> _Stored records_
───
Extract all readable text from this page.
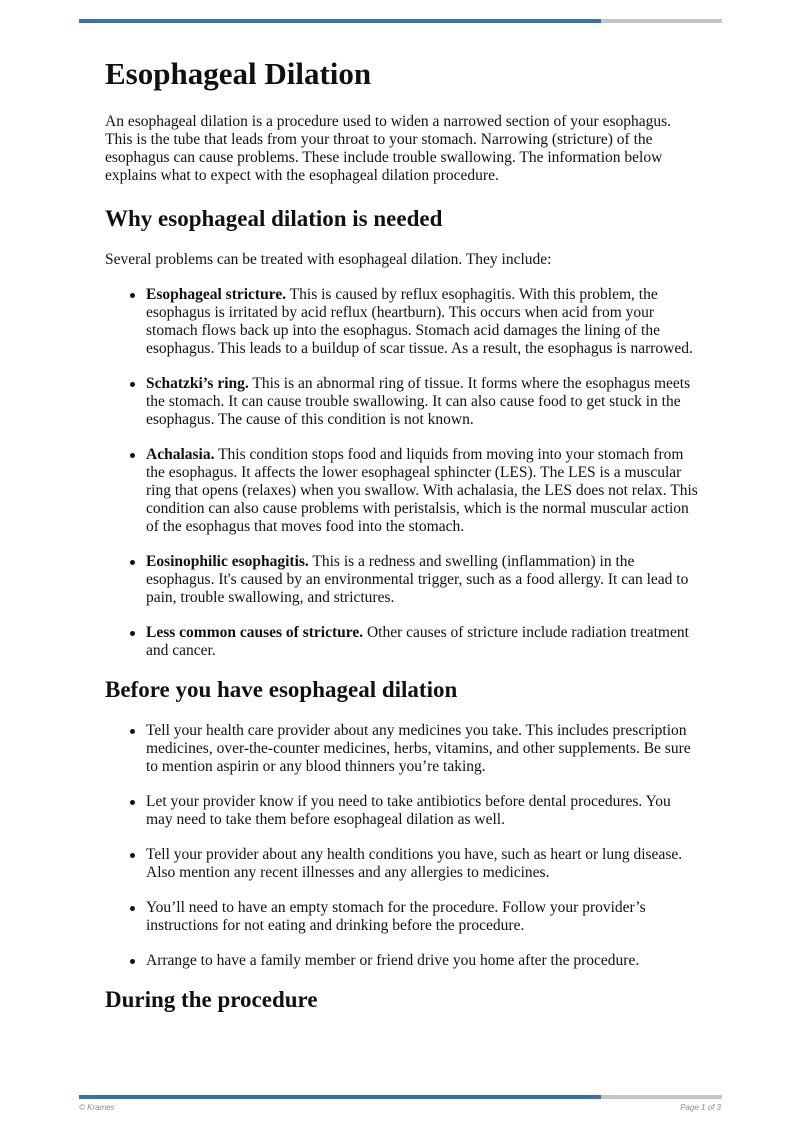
Esophageal Dilation

An esophageal dilation is a procedure used to widen a narrowed section of your esophagus. This is the tube that leads from your throat to your stomach. Narrowing (stricture) of the esophagus can cause problems. These include trouble swallowing. The information below explains what to expect with the esophageal dilation procedure.

Why esophageal dilation is needed

Several problems can be treated with esophageal dilation. They include:

Esophageal stricture. This is caused by reflux esophagitis. With this problem, the esophagus is irritated by acid reflux (heartburn). This occurs when acid from your stomach flows back up into the esophagus. Stomach acid damages the lining of the esophagus. This leads to a buildup of scar tissue. As a result, the esophagus is narrowed.
Schatzki’s ring. This is an abnormal ring of tissue. It forms where the esophagus meets the stomach. It can cause trouble swallowing. It can also cause food to get stuck in the esophagus. The cause of this condition is not known.
Achalasia. This condition stops food and liquids from moving into your stomach from the esophagus. It affects the lower esophageal sphincter (LES). The LES is a muscular ring that opens (relaxes) when you swallow. With achalasia, the LES does not relax. This condition can also cause problems with peristalsis, which is the normal muscular action of the esophagus that moves food into the stomach.
Eosinophilic esophagitis. This is a redness and swelling (inflammation) in the esophagus. It's caused by an environmental trigger, such as a food allergy. It can lead to pain, trouble swallowing, and strictures.
Less common causes of stricture. Other causes of stricture include radiation treatment and cancer.
Before you have esophageal dilation
Tell your health care provider about any medicines you take. This includes prescription medicines, over-the-counter medicines, herbs, vitamins, and other supplements. Be sure to mention aspirin or any blood thinners you’re taking.
Let your provider know if you need to take antibiotics before dental procedures. You may need to take them before esophageal dilation as well.
Tell your provider about any health conditions you have, such as heart or lung disease. Also mention any recent illnesses and any allergies to medicines.
You’ll need to have an empty stomach for the procedure. Follow your provider’s instructions for not eating and drinking before the procedure.
Arrange to have a family member or friend drive you home after the procedure.
During the procedure
© Krames	Page 1 of 3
───
> _Goal_
Copy all the lines of data exactly as they appear, dropping any images.

> _Answer to the exercise_
Extract all readable text from this page.
Esophageal Dilation

An esophageal dilation is a procedure used to widen a narrowed section of your esophagus. This is the tube that leads from your throat to your stomach. Narrowing (stricture) of the esophagus can cause problems. These include trouble swallowing. The information below explains what to expect with the esophageal dilation procedure.

Why esophageal dilation is needed

Several problems can be treated with esophageal dilation. They include:

Esophageal stricture. This is caused by reflux esophagitis. With this problem, the esophagus is irritated by acid reflux (heartburn). This occurs when acid from your stomach flows back up into the esophagus. Stomach acid damages the lining of the esophagus. This leads to a buildup of scar tissue. As a result, the esophagus is narrowed.
Schatzki’s ring. This is an abnormal ring of tissue. It forms where the esophagus meets the stomach. It can cause trouble swallowing. It can also cause food to get stuck in the esophagus. The cause of this condition is not known.
Achalasia. This condition stops food and liquids from moving into your stomach from the esophagus. It affects the lower esophageal sphincter (LES). The LES is a muscular ring that opens (relaxes) when you swallow. With achalasia, the LES does not relax. This condition can also cause problems with peristalsis, which is the normal muscular action of the esophagus that moves food into the stomach.
Eosinophilic esophagitis. This is a redness and swelling (inflammation) in the esophagus. It's caused by an environmental trigger, such as a food allergy. It can lead to pain, trouble swallowing, and strictures.
Less common causes of stricture. Other causes of stricture include radiation treatment and cancer.
Before you have esophageal dilation
Tell your health care provider about any medicines you take. This includes prescription medicines, over-the-counter medicines, herbs, vitamins, and other supplements. Be sure to mention aspirin or any blood thinners you’re taking.
Let your provider know if you need to take antibiotics before dental procedures. You may need to take them before esophageal dilation as well.
Tell your provider about any health conditions you have, such as heart or lung disease. Also mention any recent illnesses and any allergies to medicines.
You’ll need to have an empty stomach for the procedure. Follow your provider’s instructions for not eating and drinking before the procedure.
Arrange to have a family member or friend drive you home after the procedure.
During the procedure
© Krames	Page 1 of 3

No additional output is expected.